**WHAT THE TASK ASKS:** From the entries below, list each line with "name".

╭─ STORED ROWS

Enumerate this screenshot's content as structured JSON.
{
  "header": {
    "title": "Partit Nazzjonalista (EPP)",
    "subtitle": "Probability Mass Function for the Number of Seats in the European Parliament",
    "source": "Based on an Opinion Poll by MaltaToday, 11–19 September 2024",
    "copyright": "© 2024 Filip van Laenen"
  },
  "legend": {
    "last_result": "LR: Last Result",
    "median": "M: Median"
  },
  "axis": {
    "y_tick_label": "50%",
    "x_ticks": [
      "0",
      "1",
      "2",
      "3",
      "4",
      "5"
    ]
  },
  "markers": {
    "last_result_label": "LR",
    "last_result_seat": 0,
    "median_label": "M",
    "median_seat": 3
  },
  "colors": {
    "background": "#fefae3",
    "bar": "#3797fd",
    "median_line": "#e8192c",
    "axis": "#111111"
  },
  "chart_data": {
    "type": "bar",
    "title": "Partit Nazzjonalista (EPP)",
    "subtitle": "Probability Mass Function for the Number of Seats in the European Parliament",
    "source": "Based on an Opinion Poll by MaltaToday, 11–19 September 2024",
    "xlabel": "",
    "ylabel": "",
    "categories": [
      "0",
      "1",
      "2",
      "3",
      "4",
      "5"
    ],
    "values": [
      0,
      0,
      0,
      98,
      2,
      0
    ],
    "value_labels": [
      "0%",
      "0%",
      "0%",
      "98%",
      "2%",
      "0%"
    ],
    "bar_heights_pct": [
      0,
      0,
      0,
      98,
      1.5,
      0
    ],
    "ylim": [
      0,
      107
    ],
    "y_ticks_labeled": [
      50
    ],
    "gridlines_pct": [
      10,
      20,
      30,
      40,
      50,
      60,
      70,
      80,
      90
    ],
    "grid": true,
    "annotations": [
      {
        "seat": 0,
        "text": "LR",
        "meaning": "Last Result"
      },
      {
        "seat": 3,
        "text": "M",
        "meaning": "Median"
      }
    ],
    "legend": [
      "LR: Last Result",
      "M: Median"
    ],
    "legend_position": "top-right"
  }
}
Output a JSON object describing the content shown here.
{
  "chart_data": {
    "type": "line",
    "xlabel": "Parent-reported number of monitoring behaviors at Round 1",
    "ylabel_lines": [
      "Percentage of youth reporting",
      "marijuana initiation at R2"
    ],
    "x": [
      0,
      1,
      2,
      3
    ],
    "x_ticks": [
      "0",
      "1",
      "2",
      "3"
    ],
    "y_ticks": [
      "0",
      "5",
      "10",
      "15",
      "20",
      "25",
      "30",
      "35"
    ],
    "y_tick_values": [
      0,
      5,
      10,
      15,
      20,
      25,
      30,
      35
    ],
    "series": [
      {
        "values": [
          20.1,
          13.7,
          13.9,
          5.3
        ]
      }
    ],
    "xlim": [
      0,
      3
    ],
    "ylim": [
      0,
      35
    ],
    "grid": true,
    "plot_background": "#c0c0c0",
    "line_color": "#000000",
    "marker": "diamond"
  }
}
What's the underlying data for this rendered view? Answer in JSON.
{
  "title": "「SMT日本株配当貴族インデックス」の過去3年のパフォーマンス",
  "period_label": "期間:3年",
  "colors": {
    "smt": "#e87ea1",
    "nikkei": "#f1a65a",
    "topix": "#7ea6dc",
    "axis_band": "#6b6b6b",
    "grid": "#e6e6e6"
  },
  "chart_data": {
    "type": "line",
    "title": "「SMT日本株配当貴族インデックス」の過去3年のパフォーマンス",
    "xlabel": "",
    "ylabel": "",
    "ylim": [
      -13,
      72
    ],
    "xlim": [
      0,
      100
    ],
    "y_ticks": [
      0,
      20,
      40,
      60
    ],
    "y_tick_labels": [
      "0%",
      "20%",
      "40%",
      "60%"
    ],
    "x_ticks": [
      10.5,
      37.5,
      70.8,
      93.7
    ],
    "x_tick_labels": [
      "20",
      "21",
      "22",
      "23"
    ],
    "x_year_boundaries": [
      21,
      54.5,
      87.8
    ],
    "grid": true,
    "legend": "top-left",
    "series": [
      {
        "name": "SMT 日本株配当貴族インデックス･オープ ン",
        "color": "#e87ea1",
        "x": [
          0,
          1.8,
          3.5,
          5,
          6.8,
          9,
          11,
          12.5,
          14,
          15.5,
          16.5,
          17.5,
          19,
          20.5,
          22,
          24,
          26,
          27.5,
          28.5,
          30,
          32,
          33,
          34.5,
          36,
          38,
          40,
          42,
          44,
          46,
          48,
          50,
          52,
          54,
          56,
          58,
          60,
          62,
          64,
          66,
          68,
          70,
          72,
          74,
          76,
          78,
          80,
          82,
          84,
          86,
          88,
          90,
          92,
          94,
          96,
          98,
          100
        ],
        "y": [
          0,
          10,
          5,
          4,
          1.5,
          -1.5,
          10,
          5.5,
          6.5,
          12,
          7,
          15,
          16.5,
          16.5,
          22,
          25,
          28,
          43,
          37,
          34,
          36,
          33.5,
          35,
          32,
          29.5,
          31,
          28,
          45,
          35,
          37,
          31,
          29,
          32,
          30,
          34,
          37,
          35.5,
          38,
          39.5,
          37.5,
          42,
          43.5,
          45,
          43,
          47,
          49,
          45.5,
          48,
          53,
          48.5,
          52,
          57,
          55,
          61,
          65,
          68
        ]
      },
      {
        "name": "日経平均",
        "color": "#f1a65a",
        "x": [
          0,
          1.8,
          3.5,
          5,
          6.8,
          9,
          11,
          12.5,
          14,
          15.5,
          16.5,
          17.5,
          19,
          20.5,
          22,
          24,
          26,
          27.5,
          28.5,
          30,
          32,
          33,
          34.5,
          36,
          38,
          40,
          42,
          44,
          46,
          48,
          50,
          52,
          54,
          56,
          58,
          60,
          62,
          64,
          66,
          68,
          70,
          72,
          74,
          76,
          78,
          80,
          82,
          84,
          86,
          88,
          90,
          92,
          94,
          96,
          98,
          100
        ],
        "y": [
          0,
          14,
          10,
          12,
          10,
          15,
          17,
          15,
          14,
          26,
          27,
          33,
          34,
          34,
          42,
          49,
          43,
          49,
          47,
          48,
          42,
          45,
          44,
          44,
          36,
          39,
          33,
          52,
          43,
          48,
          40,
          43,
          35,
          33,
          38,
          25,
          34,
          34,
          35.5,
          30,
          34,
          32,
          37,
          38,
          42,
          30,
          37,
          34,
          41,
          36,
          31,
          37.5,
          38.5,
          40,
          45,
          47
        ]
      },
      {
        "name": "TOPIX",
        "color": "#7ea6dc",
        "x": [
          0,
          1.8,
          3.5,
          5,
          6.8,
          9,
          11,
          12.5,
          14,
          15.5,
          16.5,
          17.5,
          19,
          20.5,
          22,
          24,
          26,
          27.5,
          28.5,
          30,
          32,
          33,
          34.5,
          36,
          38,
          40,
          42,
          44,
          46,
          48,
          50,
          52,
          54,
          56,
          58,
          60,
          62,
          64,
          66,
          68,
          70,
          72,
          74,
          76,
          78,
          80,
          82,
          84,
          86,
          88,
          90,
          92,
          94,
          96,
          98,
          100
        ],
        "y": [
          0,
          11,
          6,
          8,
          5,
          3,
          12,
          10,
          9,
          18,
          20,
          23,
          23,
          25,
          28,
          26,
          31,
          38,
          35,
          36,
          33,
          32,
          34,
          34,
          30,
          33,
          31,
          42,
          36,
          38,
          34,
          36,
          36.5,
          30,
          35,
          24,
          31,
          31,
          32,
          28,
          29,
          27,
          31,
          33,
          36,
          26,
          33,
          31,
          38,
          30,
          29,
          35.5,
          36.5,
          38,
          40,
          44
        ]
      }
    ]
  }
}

╰─

**ANSWER TO THIS PROBLEM:**
        "name": "SMT 日本株配当貴族インデックス･オープ ン",
        "name": "日経平均",
        "name": "TOPIX",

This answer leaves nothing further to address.